━━━━━ SOURCE DATA ━━━━━

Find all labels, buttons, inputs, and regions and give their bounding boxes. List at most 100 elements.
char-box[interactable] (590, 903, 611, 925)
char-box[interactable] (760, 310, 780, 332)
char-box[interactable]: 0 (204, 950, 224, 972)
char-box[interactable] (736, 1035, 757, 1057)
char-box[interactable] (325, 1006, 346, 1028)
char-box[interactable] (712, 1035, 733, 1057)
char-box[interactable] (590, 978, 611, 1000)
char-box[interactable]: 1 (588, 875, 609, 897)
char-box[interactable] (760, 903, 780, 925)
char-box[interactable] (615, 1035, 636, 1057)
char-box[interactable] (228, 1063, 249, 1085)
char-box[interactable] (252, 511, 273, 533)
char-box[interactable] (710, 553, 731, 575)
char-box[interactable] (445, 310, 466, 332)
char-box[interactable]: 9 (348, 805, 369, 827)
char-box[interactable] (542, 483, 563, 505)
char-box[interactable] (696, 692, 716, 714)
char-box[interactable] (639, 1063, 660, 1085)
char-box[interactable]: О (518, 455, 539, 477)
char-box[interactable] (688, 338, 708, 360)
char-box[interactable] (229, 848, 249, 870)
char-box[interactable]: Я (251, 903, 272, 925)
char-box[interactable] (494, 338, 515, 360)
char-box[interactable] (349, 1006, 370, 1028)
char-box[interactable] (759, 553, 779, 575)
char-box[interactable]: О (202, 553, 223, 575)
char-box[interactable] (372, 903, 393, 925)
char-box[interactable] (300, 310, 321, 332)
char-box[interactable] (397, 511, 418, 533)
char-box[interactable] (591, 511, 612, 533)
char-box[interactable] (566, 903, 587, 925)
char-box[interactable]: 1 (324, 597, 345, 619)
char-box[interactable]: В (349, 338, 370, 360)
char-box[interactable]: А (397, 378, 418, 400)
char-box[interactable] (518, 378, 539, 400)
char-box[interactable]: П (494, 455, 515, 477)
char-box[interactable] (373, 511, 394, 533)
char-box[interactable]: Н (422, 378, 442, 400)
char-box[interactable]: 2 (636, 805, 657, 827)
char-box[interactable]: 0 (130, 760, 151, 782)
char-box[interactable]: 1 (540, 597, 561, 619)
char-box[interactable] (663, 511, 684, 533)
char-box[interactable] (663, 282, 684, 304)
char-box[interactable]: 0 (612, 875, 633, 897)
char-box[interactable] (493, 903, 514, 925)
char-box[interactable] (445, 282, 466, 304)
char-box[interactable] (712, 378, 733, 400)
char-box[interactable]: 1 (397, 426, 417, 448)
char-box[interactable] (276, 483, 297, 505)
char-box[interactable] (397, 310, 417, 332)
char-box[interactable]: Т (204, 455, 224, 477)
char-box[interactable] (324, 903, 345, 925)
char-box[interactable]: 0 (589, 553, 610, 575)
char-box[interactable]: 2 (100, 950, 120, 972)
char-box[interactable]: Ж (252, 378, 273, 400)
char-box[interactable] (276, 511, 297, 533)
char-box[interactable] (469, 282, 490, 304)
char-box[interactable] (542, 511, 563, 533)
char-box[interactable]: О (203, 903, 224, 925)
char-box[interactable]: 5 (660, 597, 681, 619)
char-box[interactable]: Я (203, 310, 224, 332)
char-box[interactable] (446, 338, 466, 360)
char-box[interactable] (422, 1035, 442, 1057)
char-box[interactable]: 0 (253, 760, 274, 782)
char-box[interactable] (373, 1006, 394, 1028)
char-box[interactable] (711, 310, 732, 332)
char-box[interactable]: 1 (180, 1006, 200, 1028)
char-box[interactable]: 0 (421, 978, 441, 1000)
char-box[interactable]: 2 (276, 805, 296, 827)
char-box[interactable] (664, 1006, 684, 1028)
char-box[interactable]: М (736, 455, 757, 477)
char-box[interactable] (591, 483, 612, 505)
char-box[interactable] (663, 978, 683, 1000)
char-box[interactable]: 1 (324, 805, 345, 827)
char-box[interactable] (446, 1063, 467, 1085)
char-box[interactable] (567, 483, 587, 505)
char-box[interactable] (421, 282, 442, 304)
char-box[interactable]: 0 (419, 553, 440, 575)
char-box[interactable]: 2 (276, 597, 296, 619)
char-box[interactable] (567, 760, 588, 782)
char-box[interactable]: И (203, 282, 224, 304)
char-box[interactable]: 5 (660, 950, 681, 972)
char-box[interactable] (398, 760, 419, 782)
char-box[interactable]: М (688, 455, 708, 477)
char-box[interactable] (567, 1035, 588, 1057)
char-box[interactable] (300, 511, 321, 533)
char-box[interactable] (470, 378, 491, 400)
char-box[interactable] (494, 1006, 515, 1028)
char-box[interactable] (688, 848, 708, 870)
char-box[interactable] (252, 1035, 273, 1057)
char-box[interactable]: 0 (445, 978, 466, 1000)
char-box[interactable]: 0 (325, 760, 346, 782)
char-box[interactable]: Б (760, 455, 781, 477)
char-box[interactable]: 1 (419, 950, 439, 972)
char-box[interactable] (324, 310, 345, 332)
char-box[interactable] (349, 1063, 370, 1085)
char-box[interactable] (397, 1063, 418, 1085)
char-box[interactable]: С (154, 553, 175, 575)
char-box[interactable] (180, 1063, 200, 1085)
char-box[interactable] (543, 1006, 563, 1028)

━━━━━

> EXERCISE
Edit the data starting at its first line and ending at the line that contains "char-box[interactable]: 0 (204, 950, 224, 972)": replace "regions" with "areas" and return only those lines, with everything else unchanged.

> EXPECTED OUTPUT
Find all labels, buttons, inputs, and areas and give their bounding boxes. List at most 100 elements.
char-box[interactable] (590, 903, 611, 925)
char-box[interactable] (760, 310, 780, 332)
char-box[interactable]: 0 (204, 950, 224, 972)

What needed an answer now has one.